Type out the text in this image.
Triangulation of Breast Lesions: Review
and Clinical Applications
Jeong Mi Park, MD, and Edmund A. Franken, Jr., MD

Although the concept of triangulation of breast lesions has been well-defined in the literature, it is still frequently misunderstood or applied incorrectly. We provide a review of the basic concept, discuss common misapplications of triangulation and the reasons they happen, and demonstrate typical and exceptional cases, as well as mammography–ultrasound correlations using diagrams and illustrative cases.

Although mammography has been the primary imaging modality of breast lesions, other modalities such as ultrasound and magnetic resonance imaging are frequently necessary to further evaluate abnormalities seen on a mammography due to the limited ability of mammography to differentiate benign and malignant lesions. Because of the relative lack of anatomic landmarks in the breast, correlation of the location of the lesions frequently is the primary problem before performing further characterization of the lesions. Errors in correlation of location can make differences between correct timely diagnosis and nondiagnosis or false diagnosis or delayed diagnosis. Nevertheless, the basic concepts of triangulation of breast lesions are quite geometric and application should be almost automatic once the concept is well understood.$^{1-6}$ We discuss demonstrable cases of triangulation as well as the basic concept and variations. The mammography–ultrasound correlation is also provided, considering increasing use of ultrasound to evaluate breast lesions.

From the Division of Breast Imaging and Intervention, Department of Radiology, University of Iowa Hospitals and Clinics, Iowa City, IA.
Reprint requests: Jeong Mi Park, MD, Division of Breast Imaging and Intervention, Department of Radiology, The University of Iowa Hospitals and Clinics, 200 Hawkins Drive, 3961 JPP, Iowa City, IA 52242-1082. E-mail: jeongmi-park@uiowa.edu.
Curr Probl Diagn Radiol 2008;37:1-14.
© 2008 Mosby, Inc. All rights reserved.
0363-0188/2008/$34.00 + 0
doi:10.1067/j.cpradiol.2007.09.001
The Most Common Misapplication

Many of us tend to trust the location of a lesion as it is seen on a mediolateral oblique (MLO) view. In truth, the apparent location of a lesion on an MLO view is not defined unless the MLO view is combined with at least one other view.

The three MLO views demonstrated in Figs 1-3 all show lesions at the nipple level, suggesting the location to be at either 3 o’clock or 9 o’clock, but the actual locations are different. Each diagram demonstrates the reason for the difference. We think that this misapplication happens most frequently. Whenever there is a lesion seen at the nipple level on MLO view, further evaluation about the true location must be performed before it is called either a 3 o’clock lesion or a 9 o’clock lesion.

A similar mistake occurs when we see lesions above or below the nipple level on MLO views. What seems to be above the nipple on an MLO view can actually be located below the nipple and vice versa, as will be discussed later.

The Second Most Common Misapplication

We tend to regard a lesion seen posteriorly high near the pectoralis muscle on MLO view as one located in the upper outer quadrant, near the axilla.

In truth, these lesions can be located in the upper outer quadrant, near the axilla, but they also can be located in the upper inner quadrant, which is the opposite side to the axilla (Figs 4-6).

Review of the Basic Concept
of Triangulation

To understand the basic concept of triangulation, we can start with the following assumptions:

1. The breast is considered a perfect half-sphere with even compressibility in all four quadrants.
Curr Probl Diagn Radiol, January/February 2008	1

→ **WHAT THE TASK REQUIRES**
Repeat the entries above exactly, leaving nothing out.

→ **PROBLEM SOLUTION**
Type out the text in this image.
Triangulation of Breast Lesions: Review
and Clinical Applications
Jeong Mi Park, MD, and Edmund A. Franken, Jr., MD

Although the concept of triangulation of breast lesions has been well-defined in the literature, it is still frequently misunderstood or applied incorrectly. We provide a review of the basic concept, discuss common misapplications of triangulation and the reasons they happen, and demonstrate typical and exceptional cases, as well as mammography–ultrasound correlations using diagrams and illustrative cases.

Although mammography has been the primary imaging modality of breast lesions, other modalities such as ultrasound and magnetic resonance imaging are frequently necessary to further evaluate abnormalities seen on a mammography due to the limited ability of mammography to differentiate benign and malignant lesions. Because of the relative lack of anatomic landmarks in the breast, correlation of the location of the lesions frequently is the primary problem before performing further characterization of the lesions. Errors in correlation of location can make differences between correct timely diagnosis and nondiagnosis or false diagnosis or delayed diagnosis. Nevertheless, the basic concepts of triangulation of breast lesions are quite geometric and application should be almost automatic once the concept is well understood.$^{1-6}$ We discuss demonstrable cases of triangulation as well as the basic concept and variations. The mammography–ultrasound correlation is also provided, considering increasing use of ultrasound to evaluate breast lesions.

From the Division of Breast Imaging and Intervention, Department of Radiology, University of Iowa Hospitals and Clinics, Iowa City, IA.
Reprint requests: Jeong Mi Park, MD, Division of Breast Imaging and Intervention, Department of Radiology, The University of Iowa Hospitals and Clinics, 200 Hawkins Drive, 3961 JPP, Iowa City, IA 52242-1082. E-mail: jeongmi-park@uiowa.edu.
Curr Probl Diagn Radiol 2008;37:1-14.
© 2008 Mosby, Inc. All rights reserved.
0363-0188/2008/$34.00 + 0
doi:10.1067/j.cpradiol.2007.09.001
The Most Common Misapplication

Many of us tend to trust the location of a lesion as it is seen on a mediolateral oblique (MLO) view. In truth, the apparent location of a lesion on an MLO view is not defined unless the MLO view is combined with at least one other view.

The three MLO views demonstrated in Figs 1-3 all show lesions at the nipple level, suggesting the location to be at either 3 o’clock or 9 o’clock, but the actual locations are different. Each diagram demonstrates the reason for the difference. We think that this misapplication happens most frequently. Whenever there is a lesion seen at the nipple level on MLO view, further evaluation about the true location must be performed before it is called either a 3 o’clock lesion or a 9 o’clock lesion.

A similar mistake occurs when we see lesions above or below the nipple level on MLO views. What seems to be above the nipple on an MLO view can actually be located below the nipple and vice versa, as will be discussed later.

The Second Most Common Misapplication

We tend to regard a lesion seen posteriorly high near the pectoralis muscle on MLO view as one located in the upper outer quadrant, near the axilla.

In truth, these lesions can be located in the upper outer quadrant, near the axilla, but they also can be located in the upper inner quadrant, which is the opposite side to the axilla (Figs 4-6).

Review of the Basic Concept
of Triangulation

To understand the basic concept of triangulation, we can start with the following assumptions:

1. The breast is considered a perfect half-sphere with even compressibility in all four quadrants.
Curr Probl Diagn Radiol, January/February 2008	1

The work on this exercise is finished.